◆ Problem details:
Print the records again, character for character.

-- START OF Provided entries --

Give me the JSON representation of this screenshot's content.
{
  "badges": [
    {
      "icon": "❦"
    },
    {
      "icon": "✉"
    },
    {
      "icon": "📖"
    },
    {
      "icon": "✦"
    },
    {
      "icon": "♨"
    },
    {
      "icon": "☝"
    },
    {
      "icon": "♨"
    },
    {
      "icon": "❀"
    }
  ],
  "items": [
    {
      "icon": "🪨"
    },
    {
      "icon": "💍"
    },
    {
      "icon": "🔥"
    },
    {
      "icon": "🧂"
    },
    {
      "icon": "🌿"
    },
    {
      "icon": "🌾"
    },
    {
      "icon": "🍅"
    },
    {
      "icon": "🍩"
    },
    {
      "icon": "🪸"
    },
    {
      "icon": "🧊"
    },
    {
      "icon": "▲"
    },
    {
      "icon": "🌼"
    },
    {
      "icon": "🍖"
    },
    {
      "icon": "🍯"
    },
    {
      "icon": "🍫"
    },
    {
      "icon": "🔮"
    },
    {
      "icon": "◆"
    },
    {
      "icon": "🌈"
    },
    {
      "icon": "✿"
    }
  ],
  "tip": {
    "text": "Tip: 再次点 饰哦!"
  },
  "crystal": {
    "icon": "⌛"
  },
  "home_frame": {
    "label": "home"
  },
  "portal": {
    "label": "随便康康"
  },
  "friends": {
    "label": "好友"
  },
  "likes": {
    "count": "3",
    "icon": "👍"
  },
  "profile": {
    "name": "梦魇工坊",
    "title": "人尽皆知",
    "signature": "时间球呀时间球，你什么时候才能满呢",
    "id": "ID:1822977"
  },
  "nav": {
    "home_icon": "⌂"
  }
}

-- END OF Provided entries --

◆ Completed task:
Give me the JSON representation of this screenshot's content.
{
  "badges": [
    {
      "icon": "❦"
    },
    {
      "icon": "✉"
    },
    {
      "icon": "📖"
    },
    {
      "icon": "✦"
    },
    {
      "icon": "♨"
    },
    {
      "icon": "☝"
    },
    {
      "icon": "♨"
    },
    {
      "icon": "❀"
    }
  ],
  "items": [
    {
      "icon": "🪨"
    },
    {
      "icon": "💍"
    },
    {
      "icon": "🔥"
    },
    {
      "icon": "🧂"
    },
    {
      "icon": "🌿"
    },
    {
      "icon": "🌾"
    },
    {
      "icon": "🍅"
    },
    {
      "icon": "🍩"
    },
    {
      "icon": "🪸"
    },
    {
      "icon": "🧊"
    },
    {
      "icon": "▲"
    },
    {
      "icon": "🌼"
    },
    {
      "icon": "🍖"
    },
    {
      "icon": "🍯"
    },
    {
      "icon": "🍫"
    },
    {
      "icon": "🔮"
    },
    {
      "icon": "◆"
    },
    {
      "icon": "🌈"
    },
    {
      "icon": "✿"
    }
  ],
  "tip": {
    "text": "Tip: 再次点 饰哦!"
  },
  "crystal": {
    "icon": "⌛"
  },
  "home_frame": {
    "label": "home"
  },
  "portal": {
    "label": "随便康康"
  },
  "friends": {
    "label": "好友"
  },
  "likes": {
    "count": "3",
    "icon": "👍"
  },
  "profile": {
    "name": "梦魇工坊",
    "title": "人尽皆知",
    "signature": "时间球呀时间球，你什么时候才能满呢",
    "id": "ID:1822977"
  },
  "nav": {
    "home_icon": "⌂"
  }
}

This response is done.